Set down the full listing exactly as given. Any pictures are to be left out.

Start of INPUT FOR THIS TASK

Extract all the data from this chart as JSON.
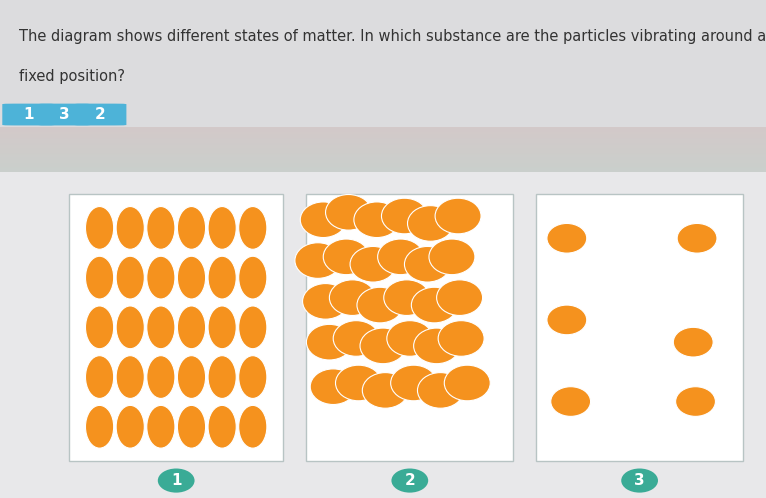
{
  "question_text_line1": "The diagram shows different states of matter. In which substance are the particles vibrating around a",
  "question_text_line2": "fixed position?",
  "answer_labels": [
    "1",
    "3",
    "2"
  ],
  "answer_bg_color": "#4db3d8",
  "answer_text_color": "#ffffff",
  "top_bg_color": "#f2f2f2",
  "gradient_bg_top": "#a8c8b8",
  "gradient_bg_right": "#c8a8b8",
  "lower_bg_color": "#e8e8ea",
  "particle_color": "#f5921e",
  "particle_edge_color": "#ffffff",
  "box_edge_color": "#b8c4c4",
  "number_circle_color": "#3aab96",
  "number_text_color": "#ffffff",
  "figsize": [
    7.66,
    4.98
  ],
  "dpi": 100
}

End of INPUT FOR THIS TASK

→ FULL OUTPUT
Extract all the data from this chart as JSON.
{
  "question_text_line1": "The diagram shows different states of matter. In which substance are the particles vibrating around a",
  "question_text_line2": "fixed position?",
  "answer_labels": [
    "1",
    "3",
    "2"
  ],
  "answer_bg_color": "#4db3d8",
  "answer_text_color": "#ffffff",
  "top_bg_color": "#f2f2f2",
  "gradient_bg_top": "#a8c8b8",
  "gradient_bg_right": "#c8a8b8",
  "lower_bg_color": "#e8e8ea",
  "particle_color": "#f5921e",
  "particle_edge_color": "#ffffff",
  "box_edge_color": "#b8c4c4",
  "number_circle_color": "#3aab96",
  "number_text_color": "#ffffff",
  "figsize": [
    7.66,
    4.98
  ],
  "dpi": 100
}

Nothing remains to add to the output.